* _What you need to do_: Below are some records. Say how many of their lines include the string "they", giving only the number.

* _Stored records_:

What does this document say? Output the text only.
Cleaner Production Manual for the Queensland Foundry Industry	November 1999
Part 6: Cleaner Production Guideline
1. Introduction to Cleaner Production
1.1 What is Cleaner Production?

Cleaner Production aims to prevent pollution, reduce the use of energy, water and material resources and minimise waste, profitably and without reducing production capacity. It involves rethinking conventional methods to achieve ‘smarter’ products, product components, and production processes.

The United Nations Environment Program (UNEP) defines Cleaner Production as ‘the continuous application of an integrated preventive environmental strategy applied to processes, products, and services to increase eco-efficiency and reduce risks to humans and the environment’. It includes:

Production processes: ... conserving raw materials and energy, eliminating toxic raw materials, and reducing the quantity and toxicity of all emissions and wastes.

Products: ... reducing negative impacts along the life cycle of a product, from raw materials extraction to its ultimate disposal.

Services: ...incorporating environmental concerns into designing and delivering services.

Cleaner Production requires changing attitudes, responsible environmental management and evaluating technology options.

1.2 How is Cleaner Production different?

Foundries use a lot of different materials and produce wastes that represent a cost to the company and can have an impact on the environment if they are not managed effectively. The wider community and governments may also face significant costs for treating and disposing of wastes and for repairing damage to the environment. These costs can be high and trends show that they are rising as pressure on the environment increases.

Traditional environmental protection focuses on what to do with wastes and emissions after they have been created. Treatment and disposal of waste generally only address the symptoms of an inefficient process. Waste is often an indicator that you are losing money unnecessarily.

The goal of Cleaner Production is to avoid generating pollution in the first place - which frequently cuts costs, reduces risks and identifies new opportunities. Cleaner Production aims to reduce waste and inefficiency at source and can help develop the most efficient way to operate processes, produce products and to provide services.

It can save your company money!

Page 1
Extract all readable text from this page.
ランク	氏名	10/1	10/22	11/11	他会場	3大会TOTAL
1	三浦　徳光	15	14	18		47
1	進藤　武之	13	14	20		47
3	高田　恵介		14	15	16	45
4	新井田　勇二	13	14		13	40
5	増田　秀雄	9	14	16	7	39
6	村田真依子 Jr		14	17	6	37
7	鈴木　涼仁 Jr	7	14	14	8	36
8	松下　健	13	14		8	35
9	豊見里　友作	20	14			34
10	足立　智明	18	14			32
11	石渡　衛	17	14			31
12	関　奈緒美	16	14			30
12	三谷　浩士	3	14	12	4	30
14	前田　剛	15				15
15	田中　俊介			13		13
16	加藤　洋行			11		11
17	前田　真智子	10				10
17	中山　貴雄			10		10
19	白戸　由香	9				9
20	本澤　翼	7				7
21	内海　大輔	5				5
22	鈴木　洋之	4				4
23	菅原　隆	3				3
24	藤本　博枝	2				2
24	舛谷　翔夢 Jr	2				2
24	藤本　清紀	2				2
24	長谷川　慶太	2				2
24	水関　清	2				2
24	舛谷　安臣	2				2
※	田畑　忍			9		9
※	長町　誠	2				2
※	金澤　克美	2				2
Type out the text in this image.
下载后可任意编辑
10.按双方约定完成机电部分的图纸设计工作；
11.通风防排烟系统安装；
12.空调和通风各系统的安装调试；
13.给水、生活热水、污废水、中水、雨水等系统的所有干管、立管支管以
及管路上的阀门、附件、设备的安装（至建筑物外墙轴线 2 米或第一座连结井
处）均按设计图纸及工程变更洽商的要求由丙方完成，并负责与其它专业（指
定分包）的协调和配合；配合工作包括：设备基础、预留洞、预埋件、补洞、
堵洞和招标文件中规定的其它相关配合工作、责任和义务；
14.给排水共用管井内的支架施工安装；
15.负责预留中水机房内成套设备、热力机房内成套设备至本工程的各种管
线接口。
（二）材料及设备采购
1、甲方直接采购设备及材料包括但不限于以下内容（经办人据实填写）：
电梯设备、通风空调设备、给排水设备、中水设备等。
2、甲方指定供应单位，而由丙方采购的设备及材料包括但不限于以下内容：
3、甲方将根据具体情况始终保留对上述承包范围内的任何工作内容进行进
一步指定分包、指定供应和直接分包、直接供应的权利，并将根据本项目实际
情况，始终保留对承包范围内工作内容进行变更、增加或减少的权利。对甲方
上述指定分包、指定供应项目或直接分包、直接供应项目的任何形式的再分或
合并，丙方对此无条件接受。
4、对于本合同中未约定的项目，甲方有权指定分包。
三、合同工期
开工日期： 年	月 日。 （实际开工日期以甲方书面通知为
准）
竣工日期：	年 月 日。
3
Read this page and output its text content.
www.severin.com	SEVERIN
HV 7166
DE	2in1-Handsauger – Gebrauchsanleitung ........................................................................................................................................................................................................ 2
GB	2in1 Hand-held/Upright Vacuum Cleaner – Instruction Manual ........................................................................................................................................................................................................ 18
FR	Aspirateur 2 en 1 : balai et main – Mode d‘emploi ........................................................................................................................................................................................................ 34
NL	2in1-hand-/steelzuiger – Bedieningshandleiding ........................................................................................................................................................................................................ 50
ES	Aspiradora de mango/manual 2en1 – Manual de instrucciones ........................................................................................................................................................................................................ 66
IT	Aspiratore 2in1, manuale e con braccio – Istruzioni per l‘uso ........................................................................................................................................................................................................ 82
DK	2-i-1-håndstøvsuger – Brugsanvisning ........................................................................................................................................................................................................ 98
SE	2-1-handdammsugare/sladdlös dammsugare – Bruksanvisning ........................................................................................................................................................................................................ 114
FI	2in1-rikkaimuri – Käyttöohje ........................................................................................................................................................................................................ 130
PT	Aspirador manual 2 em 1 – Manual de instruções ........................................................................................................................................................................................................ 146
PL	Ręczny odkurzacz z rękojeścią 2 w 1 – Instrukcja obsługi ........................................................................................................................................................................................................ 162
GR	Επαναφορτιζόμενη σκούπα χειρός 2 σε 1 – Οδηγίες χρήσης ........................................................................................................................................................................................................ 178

* _Output for this exercise_: 2